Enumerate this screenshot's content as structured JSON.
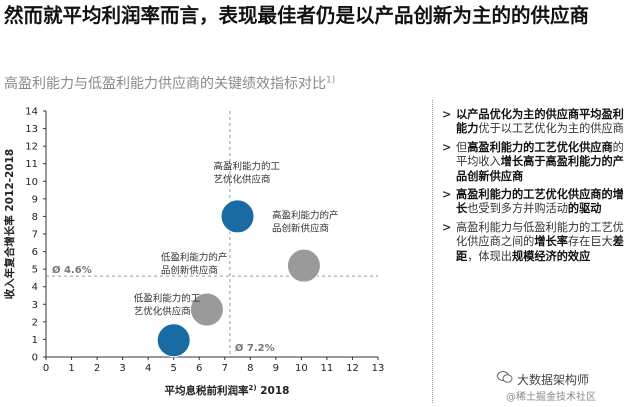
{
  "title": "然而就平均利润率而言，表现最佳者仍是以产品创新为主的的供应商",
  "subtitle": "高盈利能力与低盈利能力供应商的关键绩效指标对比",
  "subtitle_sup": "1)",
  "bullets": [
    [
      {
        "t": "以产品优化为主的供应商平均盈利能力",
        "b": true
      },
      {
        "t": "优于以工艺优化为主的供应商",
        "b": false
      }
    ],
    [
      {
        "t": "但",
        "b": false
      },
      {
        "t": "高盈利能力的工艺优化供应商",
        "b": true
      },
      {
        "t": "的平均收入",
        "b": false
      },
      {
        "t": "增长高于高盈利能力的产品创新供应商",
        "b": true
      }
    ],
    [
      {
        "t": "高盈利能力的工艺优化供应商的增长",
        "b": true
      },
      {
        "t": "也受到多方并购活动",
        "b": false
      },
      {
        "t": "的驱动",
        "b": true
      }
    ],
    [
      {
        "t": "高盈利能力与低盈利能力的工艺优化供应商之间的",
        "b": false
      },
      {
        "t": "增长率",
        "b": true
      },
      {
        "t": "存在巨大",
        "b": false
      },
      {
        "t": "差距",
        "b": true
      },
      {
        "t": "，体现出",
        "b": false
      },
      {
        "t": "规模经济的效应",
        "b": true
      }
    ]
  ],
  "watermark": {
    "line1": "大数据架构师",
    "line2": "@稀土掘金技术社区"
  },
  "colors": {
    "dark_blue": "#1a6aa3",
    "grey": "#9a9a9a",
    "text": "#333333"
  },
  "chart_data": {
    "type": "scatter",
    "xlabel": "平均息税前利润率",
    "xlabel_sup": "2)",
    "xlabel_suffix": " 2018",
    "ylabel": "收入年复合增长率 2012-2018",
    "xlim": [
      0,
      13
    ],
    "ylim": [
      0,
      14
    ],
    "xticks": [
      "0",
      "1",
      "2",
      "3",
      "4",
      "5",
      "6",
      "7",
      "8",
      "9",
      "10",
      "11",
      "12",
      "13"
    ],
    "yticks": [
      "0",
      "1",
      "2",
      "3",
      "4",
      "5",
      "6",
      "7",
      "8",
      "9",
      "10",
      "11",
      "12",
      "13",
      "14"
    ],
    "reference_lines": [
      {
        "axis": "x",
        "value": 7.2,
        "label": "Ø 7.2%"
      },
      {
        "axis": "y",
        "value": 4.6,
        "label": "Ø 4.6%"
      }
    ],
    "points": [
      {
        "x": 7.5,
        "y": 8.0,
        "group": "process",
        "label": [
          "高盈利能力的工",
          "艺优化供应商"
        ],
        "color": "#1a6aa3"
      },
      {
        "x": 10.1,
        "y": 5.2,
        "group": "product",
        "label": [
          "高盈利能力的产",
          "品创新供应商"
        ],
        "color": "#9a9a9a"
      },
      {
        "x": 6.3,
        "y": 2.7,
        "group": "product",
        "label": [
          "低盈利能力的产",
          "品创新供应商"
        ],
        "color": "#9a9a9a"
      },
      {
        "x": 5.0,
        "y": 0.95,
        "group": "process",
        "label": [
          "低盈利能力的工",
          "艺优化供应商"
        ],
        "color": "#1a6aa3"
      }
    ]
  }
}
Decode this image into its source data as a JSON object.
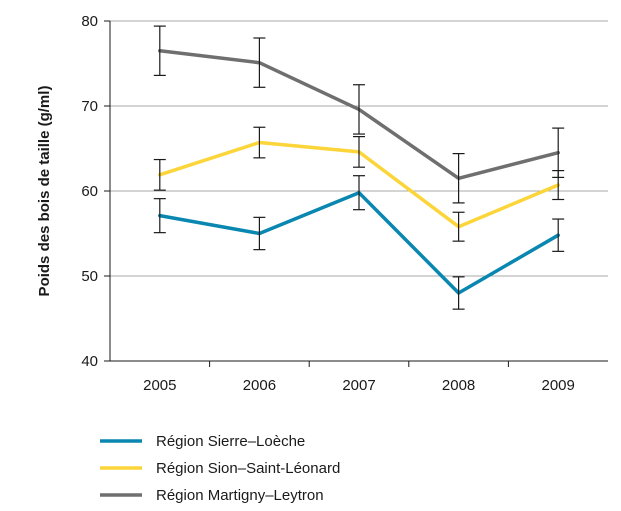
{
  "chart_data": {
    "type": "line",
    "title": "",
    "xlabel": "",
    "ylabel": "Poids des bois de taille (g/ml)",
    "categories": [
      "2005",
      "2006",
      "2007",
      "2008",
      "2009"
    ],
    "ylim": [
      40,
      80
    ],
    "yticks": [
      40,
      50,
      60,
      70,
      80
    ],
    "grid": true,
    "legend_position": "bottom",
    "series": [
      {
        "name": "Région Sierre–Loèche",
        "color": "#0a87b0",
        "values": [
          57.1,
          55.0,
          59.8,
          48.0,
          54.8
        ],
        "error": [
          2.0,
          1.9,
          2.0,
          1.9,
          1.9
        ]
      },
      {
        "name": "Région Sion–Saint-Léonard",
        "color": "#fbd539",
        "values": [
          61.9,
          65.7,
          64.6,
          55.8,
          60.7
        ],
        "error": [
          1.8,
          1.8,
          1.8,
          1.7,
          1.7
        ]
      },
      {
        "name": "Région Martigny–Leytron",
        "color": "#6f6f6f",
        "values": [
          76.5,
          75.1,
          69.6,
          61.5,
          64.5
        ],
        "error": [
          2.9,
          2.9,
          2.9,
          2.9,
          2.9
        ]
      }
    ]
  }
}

******

— THE EXERCISE —
Omit pictures; set down the rest of the material word for word.

— EXPECTED ANSWER —
Enumerate this screenshot's content as structured JSON.
{
  "title": "然而就平均利润率而言，表现最佳者仍是以产品创新为主的的供应商",
  "subtitle": "高盈利能力与低盈利能力供应商的关键绩效指标对比",
  "subtitle_sup": "1)",
  "bullets": [
    [
      {
        "t": "以产品优化为主的供应商平均盈利能力",
        "b": true
      },
      {
        "t": "优于以工艺优化为主的供应商",
        "b": false
      }
    ],
    [
      {
        "t": "但",
        "b": false
      },
      {
        "t": "高盈利能力的工艺优化供应商",
        "b": true
      },
      {
        "t": "的平均收入",
        "b": false
      },
      {
        "t": "增长高于高盈利能力的产品创新供应商",
        "b": true
      }
    ],
    [
      {
        "t": "高盈利能力的工艺优化供应商的增长",
        "b": true
      },
      {
        "t": "也受到多方并购活动",
        "b": false
      },
      {
        "t": "的驱动",
        "b": true
      }
    ],
    [
      {
        "t": "高盈利能力与低盈利能力的工艺优化供应商之间的",
        "b": false
      },
      {
        "t": "增长率",
        "b": true
      },
      {
        "t": "存在巨大",
        "b": false
      },
      {
        "t": "差距",
        "b": true
      },
      {
        "t": "，体现出",
        "b": false
      },
      {
        "t": "规模经济的效应",
        "b": true
      }
    ]
  ],
  "watermark": {
    "line1": "大数据架构师",
    "line2": "@稀土掘金技术社区"
  },
  "colors": {
    "dark_blue": "#1a6aa3",
    "grey": "#9a9a9a",
    "text": "#333333"
  },
  "chart_data": {
    "type": "scatter",
    "xlabel": "平均息税前利润率",
    "xlabel_sup": "2)",
    "xlabel_suffix": " 2018",
    "ylabel": "收入年复合增长率 2012-2018",
    "xlim": [
      0,
      13
    ],
    "ylim": [
      0,
      14
    ],
    "xticks": [
      "0",
      "1",
      "2",
      "3",
      "4",
      "5",
      "6",
      "7",
      "8",
      "9",
      "10",
      "11",
      "12",
      "13"
    ],
    "yticks": [
      "0",
      "1",
      "2",
      "3",
      "4",
      "5",
      "6",
      "7",
      "8",
      "9",
      "10",
      "11",
      "12",
      "13",
      "14"
    ],
    "reference_lines": [
      {
        "axis": "x",
        "value": 7.2,
        "label": "Ø 7.2%"
      },
      {
        "axis": "y",
        "value": 4.6,
        "label": "Ø 4.6%"
      }
    ],
    "points": [
      {
        "x": 7.5,
        "y": 8.0,
        "group": "process",
        "label": [
          "高盈利能力的工",
          "艺优化供应商"
        ],
        "color": "#1a6aa3"
      },
      {
        "x": 10.1,
        "y": 5.2,
        "group": "product",
        "label": [
          "高盈利能力的产",
          "品创新供应商"
        ],
        "color": "#9a9a9a"
      },
      {
        "x": 6.3,
        "y": 2.7,
        "group": "product",
        "label": [
          "低盈利能力的产",
          "品创新供应商"
        ],
        "color": "#9a9a9a"
      },
      {
        "x": 5.0,
        "y": 0.95,
        "group": "process",
        "label": [
          "低盈利能力的工",
          "艺优化供应商"
        ],
        "color": "#1a6aa3"
      }
    ]
  }
}
Decode this image into its source data as a JSON object.
{
  "chart_data": {
    "type": "line",
    "title": "",
    "xlabel": "",
    "ylabel": "Poids des bois de taille (g/ml)",
    "categories": [
      "2005",
      "2006",
      "2007",
      "2008",
      "2009"
    ],
    "ylim": [
      40,
      80
    ],
    "yticks": [
      40,
      50,
      60,
      70,
      80
    ],
    "grid": true,
    "legend_position": "bottom",
    "series": [
      {
        "name": "Région Sierre–Loèche",
        "color": "#0a87b0",
        "values": [
          57.1,
          55.0,
          59.8,
          48.0,
          54.8
        ],
        "error": [
          2.0,
          1.9,
          2.0,
          1.9,
          1.9
        ]
      },
      {
        "name": "Région Sion–Saint-Léonard",
        "color": "#fbd539",
        "values": [
          61.9,
          65.7,
          64.6,
          55.8,
          60.7
        ],
        "error": [
          1.8,
          1.8,
          1.8,
          1.7,
          1.7
        ]
      },
      {
        "name": "Région Martigny–Leytron",
        "color": "#6f6f6f",
        "values": [
          76.5,
          75.1,
          69.6,
          61.5,
          64.5
        ],
        "error": [
          2.9,
          2.9,
          2.9,
          2.9,
          2.9
        ]
      }
    ]
  }
}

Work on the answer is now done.